=== SET EXERCISE ===
Of the lines in this listing, how many contain the word "NaOH"? Give the number and nothing else.

==== DATA SUPPLIED

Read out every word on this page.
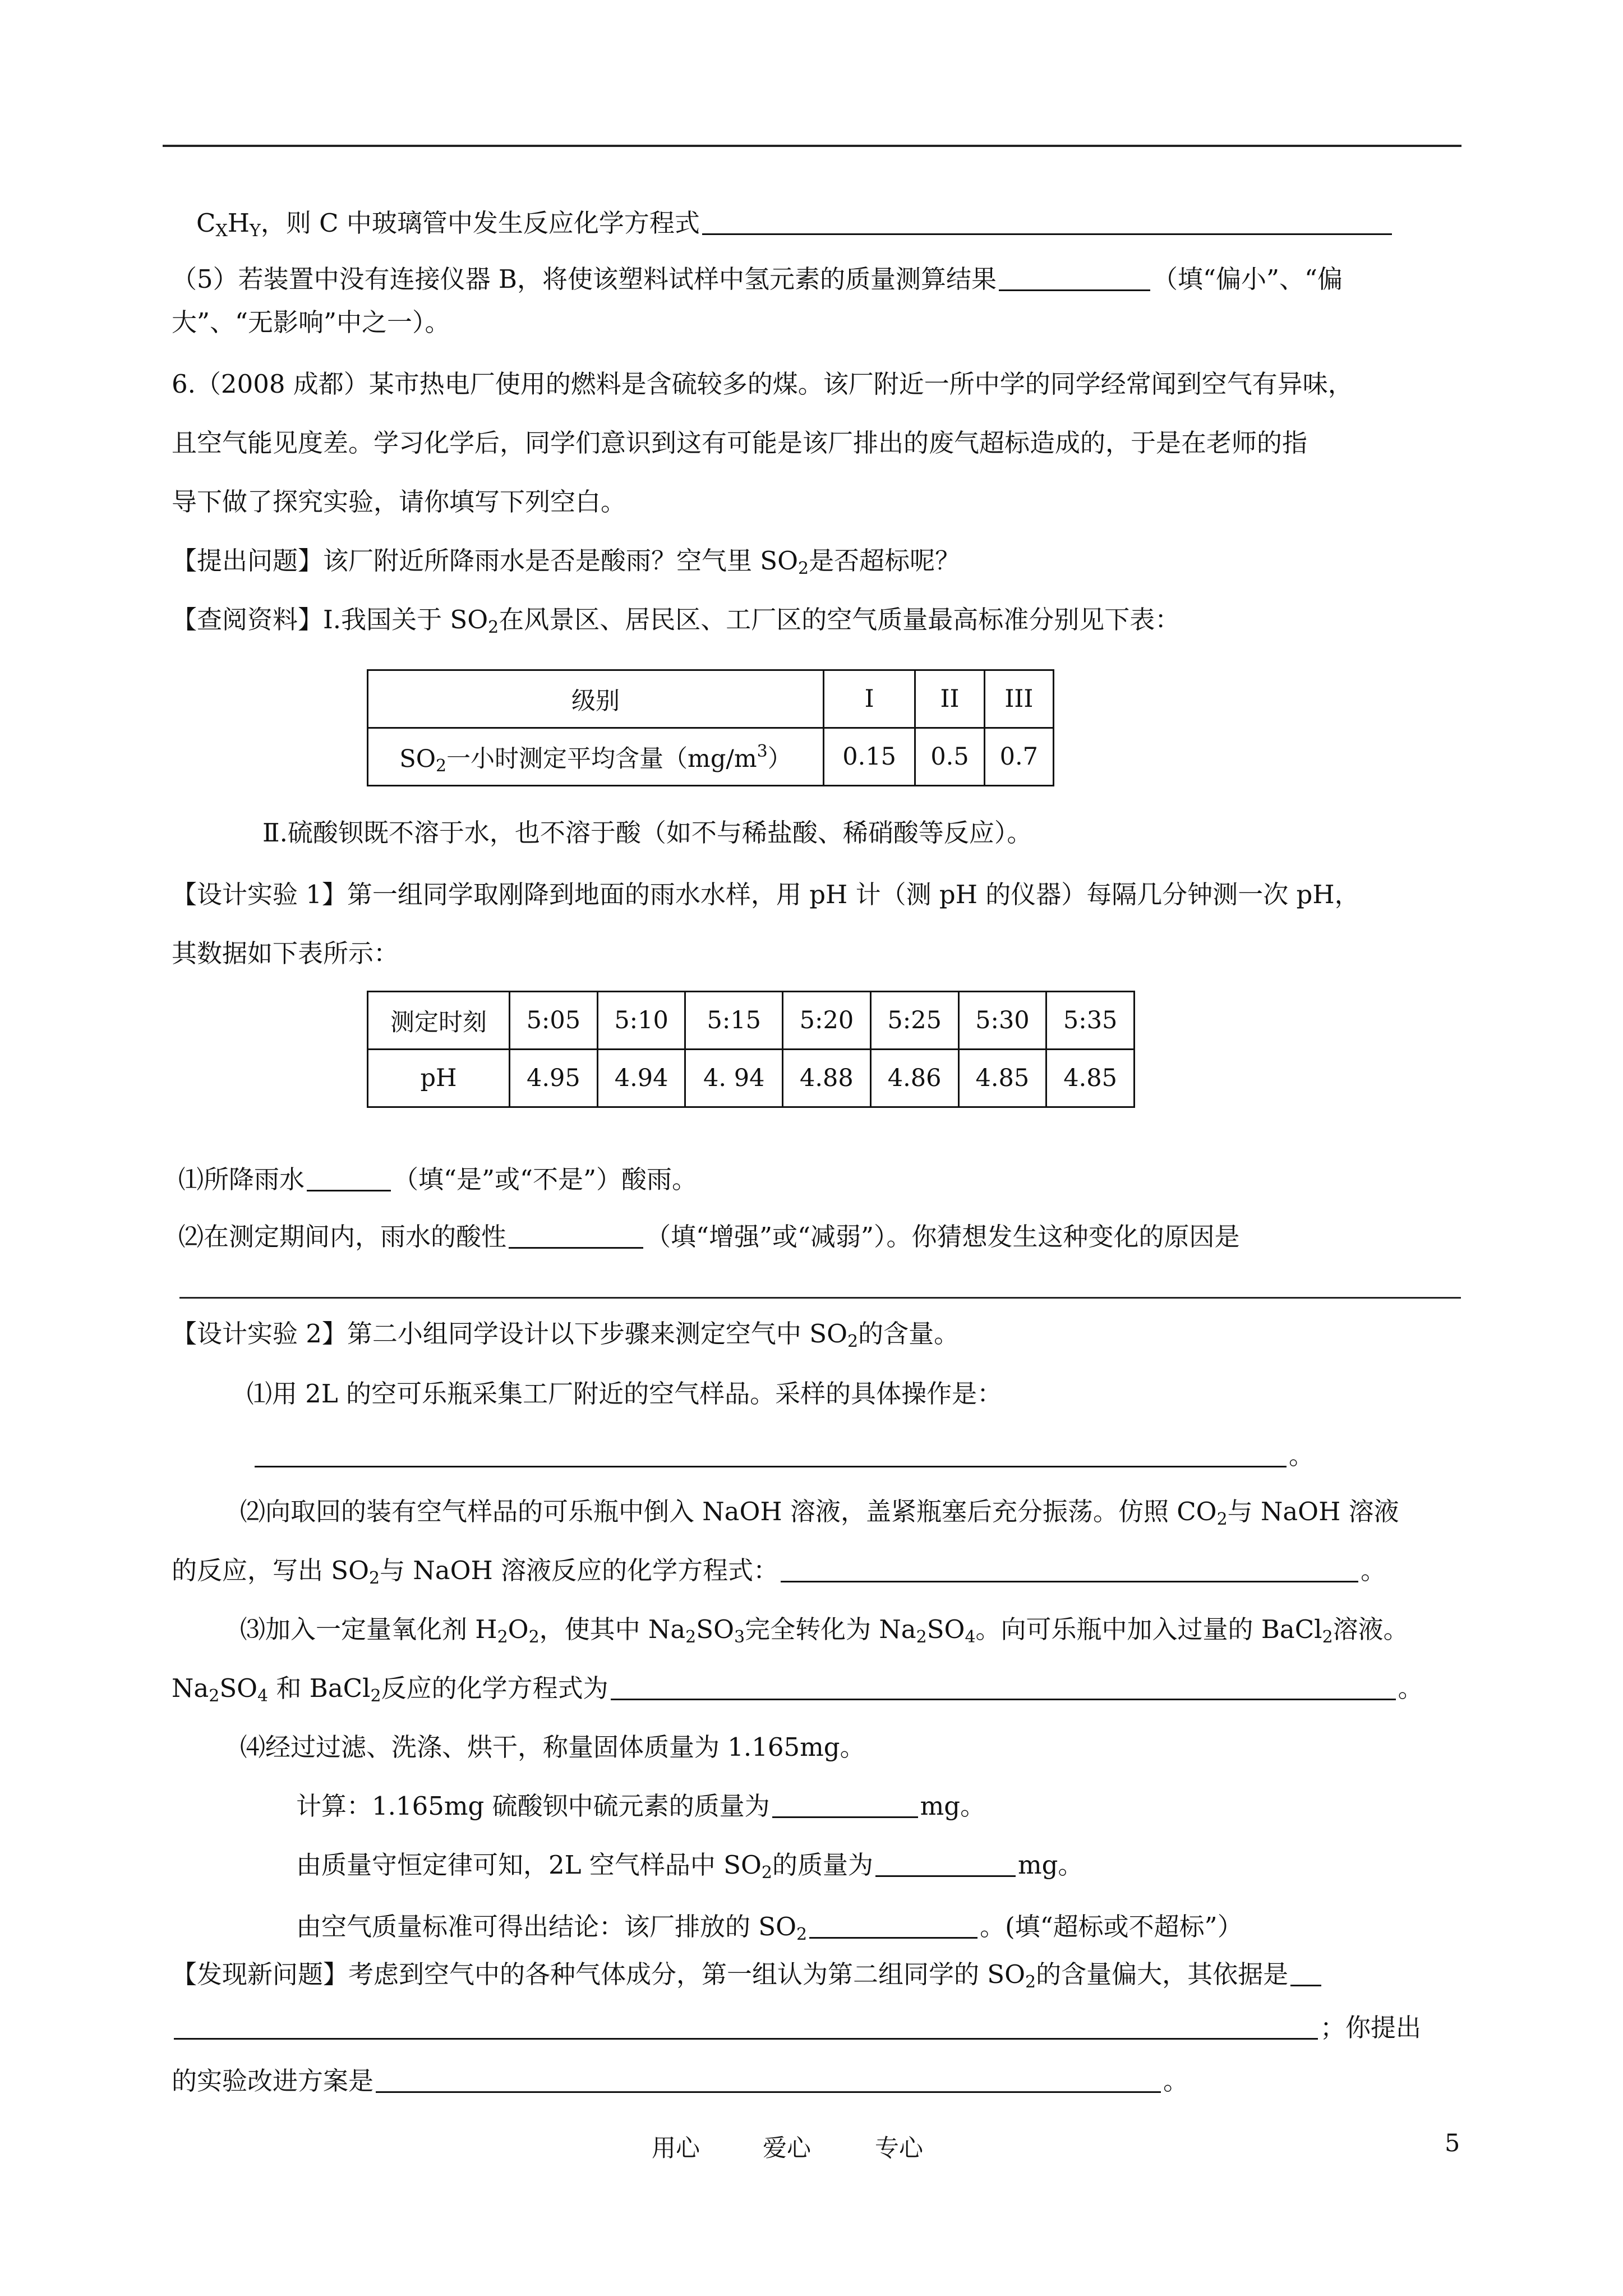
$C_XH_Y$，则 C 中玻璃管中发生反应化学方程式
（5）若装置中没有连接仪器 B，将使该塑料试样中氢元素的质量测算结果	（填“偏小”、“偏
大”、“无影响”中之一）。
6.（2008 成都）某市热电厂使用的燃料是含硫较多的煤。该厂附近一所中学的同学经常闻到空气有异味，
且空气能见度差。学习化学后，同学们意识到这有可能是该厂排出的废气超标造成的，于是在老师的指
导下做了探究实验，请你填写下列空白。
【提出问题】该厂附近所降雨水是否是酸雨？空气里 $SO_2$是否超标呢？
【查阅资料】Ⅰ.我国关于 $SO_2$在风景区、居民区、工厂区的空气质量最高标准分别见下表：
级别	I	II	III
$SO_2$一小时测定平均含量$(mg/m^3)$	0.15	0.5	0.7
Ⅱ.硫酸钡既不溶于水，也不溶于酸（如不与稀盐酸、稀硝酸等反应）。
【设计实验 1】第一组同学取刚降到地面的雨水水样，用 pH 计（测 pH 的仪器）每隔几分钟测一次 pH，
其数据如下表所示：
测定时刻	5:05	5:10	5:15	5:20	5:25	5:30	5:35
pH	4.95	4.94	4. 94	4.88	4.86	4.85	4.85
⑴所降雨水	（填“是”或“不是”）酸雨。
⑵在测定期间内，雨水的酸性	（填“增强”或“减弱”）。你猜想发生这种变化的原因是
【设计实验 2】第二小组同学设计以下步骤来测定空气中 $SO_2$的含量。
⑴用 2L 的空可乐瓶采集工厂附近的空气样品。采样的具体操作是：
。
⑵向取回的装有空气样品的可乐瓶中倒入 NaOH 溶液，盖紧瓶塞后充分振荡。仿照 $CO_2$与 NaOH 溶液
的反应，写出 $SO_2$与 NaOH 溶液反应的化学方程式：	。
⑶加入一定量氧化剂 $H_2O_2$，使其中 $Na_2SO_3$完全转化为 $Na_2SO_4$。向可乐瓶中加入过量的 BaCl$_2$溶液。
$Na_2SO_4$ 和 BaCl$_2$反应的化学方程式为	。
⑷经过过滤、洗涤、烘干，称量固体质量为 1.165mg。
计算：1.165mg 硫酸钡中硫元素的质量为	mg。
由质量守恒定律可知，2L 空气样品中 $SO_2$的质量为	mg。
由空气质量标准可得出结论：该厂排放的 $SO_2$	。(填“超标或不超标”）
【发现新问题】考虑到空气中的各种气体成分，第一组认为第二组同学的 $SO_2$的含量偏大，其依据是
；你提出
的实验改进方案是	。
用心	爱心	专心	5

========

=== EXERCISE RESPONSE ===
2